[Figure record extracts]

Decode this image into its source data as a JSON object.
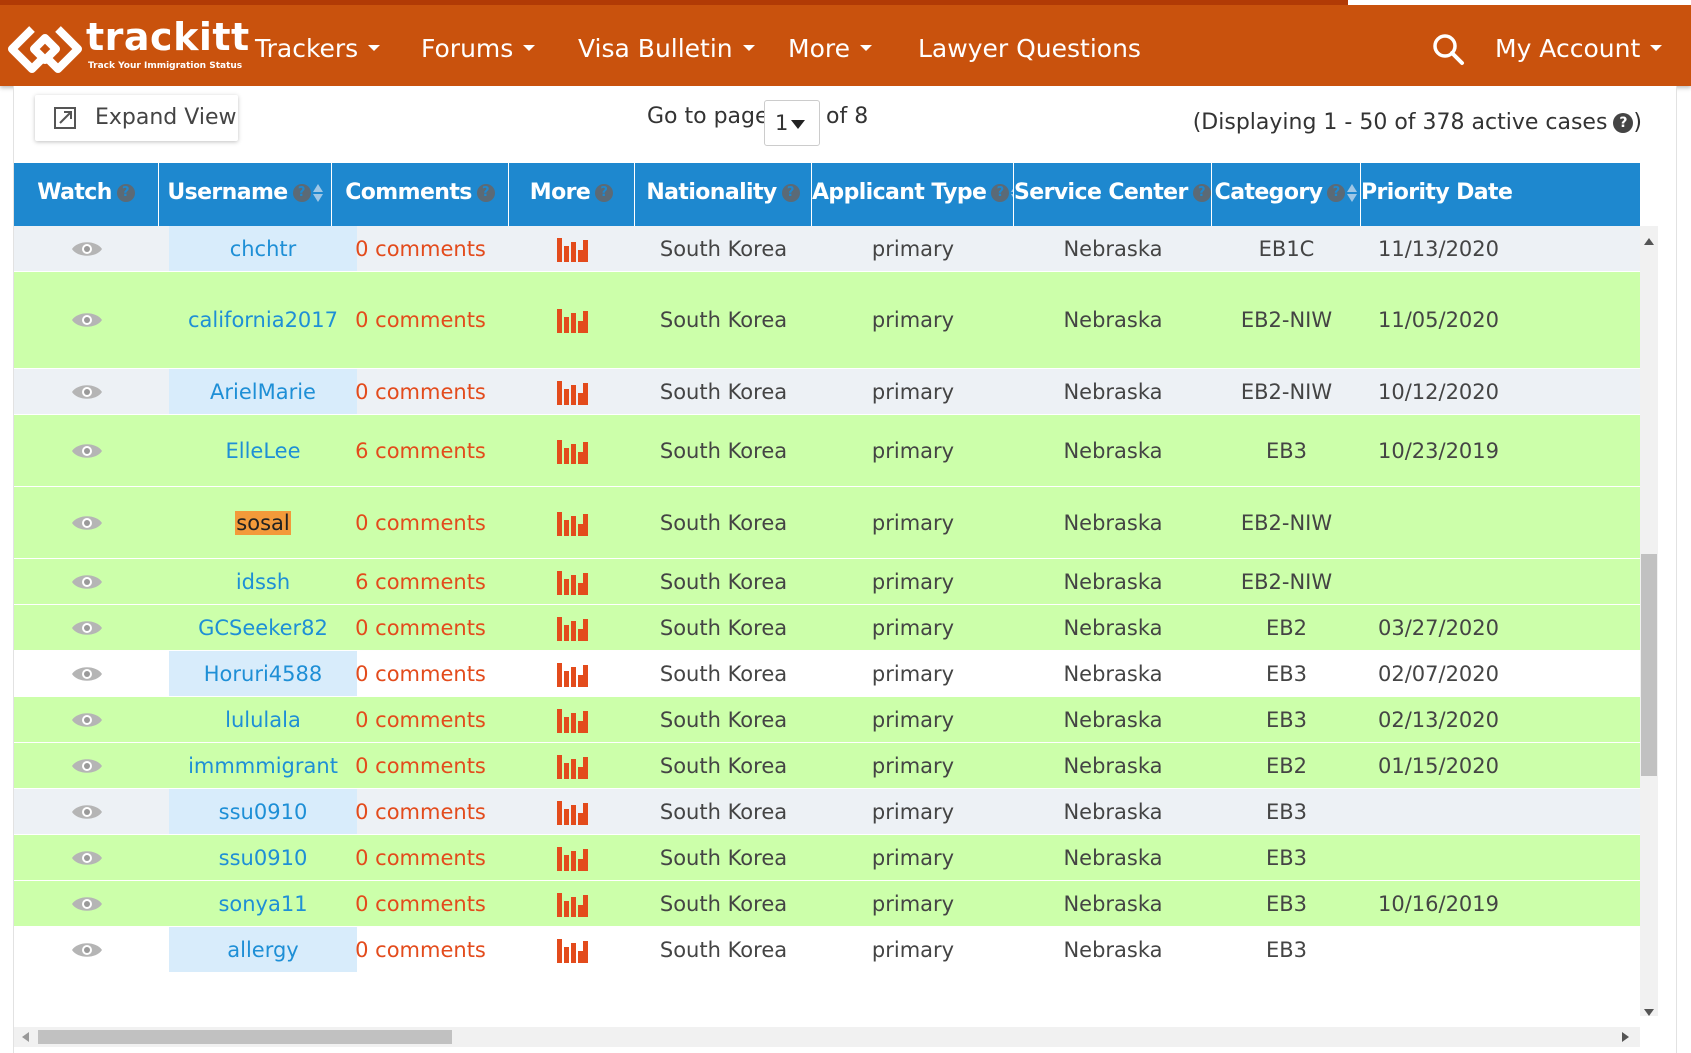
{
  "nav": {
    "logo_text": "trackitt",
    "logo_tagline": "Track Your Immigration Status",
    "items": [
      {
        "label": "Trackers",
        "dropdown": true
      },
      {
        "label": "Forums",
        "dropdown": true
      },
      {
        "label": "Visa Bulletin",
        "dropdown": true
      },
      {
        "label": "More",
        "dropdown": true
      },
      {
        "label": "Lawyer Questions",
        "dropdown": false
      }
    ],
    "search_icon": "search-icon",
    "account_label": "My Account"
  },
  "toolbar": {
    "expand_label": "Expand View",
    "goto_label": "Go to page",
    "current_page": "1",
    "of_label": "of 8",
    "display_info": "(Displaying 1 - 50 of 378 active cases"
  },
  "table": {
    "headers": [
      {
        "label": "Watch",
        "help": true,
        "sortable": false
      },
      {
        "label": "Username",
        "help": true,
        "sortable": true
      },
      {
        "label": "Comments",
        "help": true,
        "sortable": false
      },
      {
        "label": "More",
        "help": true,
        "sortable": false
      },
      {
        "label": "Nationality",
        "help": true,
        "sortable": false
      },
      {
        "label": "Applicant Type",
        "help": true,
        "sortable": true
      },
      {
        "label": "Service Center",
        "help": true,
        "sortable": true
      },
      {
        "label": "Category",
        "help": true,
        "sortable": true
      },
      {
        "label": "Priority Date",
        "help": true,
        "sortable": true
      }
    ],
    "rows": [
      {
        "username": "chchtr",
        "comments": "0 comments",
        "nationality": "South Korea",
        "applicant_type": "primary",
        "service_center": "Nebraska",
        "category": "EB1C",
        "priority_date": "11/13/2020",
        "row_color": "#edf1f5",
        "user_color": "#d8ecfb",
        "highlight": false
      },
      {
        "username": "california2017",
        "comments": "0 comments",
        "nationality": "South Korea",
        "applicant_type": "primary",
        "service_center": "Nebraska",
        "category": "EB2-NIW",
        "priority_date": "11/05/2020",
        "row_color": "#ccffaa",
        "user_color": "#ccffaa",
        "highlight": false
      },
      {
        "username": "ArielMarie",
        "comments": "0 comments",
        "nationality": "South Korea",
        "applicant_type": "primary",
        "service_center": "Nebraska",
        "category": "EB2-NIW",
        "priority_date": "10/12/2020",
        "row_color": "#edf1f5",
        "user_color": "#d8ecfb",
        "highlight": false
      },
      {
        "username": "ElleLee",
        "comments": "6 comments",
        "nationality": "South Korea",
        "applicant_type": "primary",
        "service_center": "Nebraska",
        "category": "EB3",
        "priority_date": "10/23/2019",
        "row_color": "#ccffaa",
        "user_color": "#ccffaa",
        "highlight": false
      },
      {
        "username": "sosal",
        "comments": "0 comments",
        "nationality": "South Korea",
        "applicant_type": "primary",
        "service_center": "Nebraska",
        "category": "EB2-NIW",
        "priority_date": "",
        "row_color": "#ccffaa",
        "user_color": "#ccffaa",
        "highlight": true
      },
      {
        "username": "idssh",
        "comments": "6 comments",
        "nationality": "South Korea",
        "applicant_type": "primary",
        "service_center": "Nebraska",
        "category": "EB2-NIW",
        "priority_date": "",
        "row_color": "#ccffaa",
        "user_color": "#ccffaa",
        "highlight": false
      },
      {
        "username": "GCSeeker82",
        "comments": "0 comments",
        "nationality": "South Korea",
        "applicant_type": "primary",
        "service_center": "Nebraska",
        "category": "EB2",
        "priority_date": "03/27/2020",
        "row_color": "#ccffaa",
        "user_color": "#ccffaa",
        "highlight": false
      },
      {
        "username": "Horuri4588",
        "comments": "0 comments",
        "nationality": "South Korea",
        "applicant_type": "primary",
        "service_center": "Nebraska",
        "category": "EB3",
        "priority_date": "02/07/2020",
        "row_color": "#ffffff",
        "user_color": "#d8ecfb",
        "highlight": false
      },
      {
        "username": "lululala",
        "comments": "0 comments",
        "nationality": "South Korea",
        "applicant_type": "primary",
        "service_center": "Nebraska",
        "category": "EB3",
        "priority_date": "02/13/2020",
        "row_color": "#ccffaa",
        "user_color": "#ccffaa",
        "highlight": false
      },
      {
        "username": "immmmigrant",
        "comments": "0 comments",
        "nationality": "South Korea",
        "applicant_type": "primary",
        "service_center": "Nebraska",
        "category": "EB2",
        "priority_date": "01/15/2020",
        "row_color": "#ccffaa",
        "user_color": "#ccffaa",
        "highlight": false
      },
      {
        "username": "ssu0910",
        "comments": "0 comments",
        "nationality": "South Korea",
        "applicant_type": "primary",
        "service_center": "Nebraska",
        "category": "EB3",
        "priority_date": "",
        "row_color": "#edf1f5",
        "user_color": "#d8ecfb",
        "highlight": false
      },
      {
        "username": "ssu0910",
        "comments": "0 comments",
        "nationality": "South Korea",
        "applicant_type": "primary",
        "service_center": "Nebraska",
        "category": "EB3",
        "priority_date": "",
        "row_color": "#ccffaa",
        "user_color": "#ccffaa",
        "highlight": false
      },
      {
        "username": "sonya11",
        "comments": "0 comments",
        "nationality": "South Korea",
        "applicant_type": "primary",
        "service_center": "Nebraska",
        "category": "EB3",
        "priority_date": "10/16/2019",
        "row_color": "#ccffaa",
        "user_color": "#ccffaa",
        "highlight": false
      },
      {
        "username": "allergy",
        "comments": "0 comments",
        "nationality": "South Korea",
        "applicant_type": "primary",
        "service_center": "Nebraska",
        "category": "EB3",
        "priority_date": "",
        "row_color": "#ffffff",
        "user_color": "#d8ecfb",
        "highlight": false
      }
    ]
  },
  "colors": {
    "navbar": "#c9520d",
    "header": "#1e88cf",
    "link": "#1e8fd6",
    "comments": "#e34b1c",
    "bars_icon": "#e34b1c",
    "highlight": "#f39a3a"
  },
  "icons": {
    "watch": "eye-icon",
    "more": "bar-chart-icon",
    "expand": "external-link-icon",
    "help": "question-circle-icon"
  }
}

== Job ==
Go through the listing above and report how many of its lines contain the word "link", with only the number as output.

== Written answer ==
2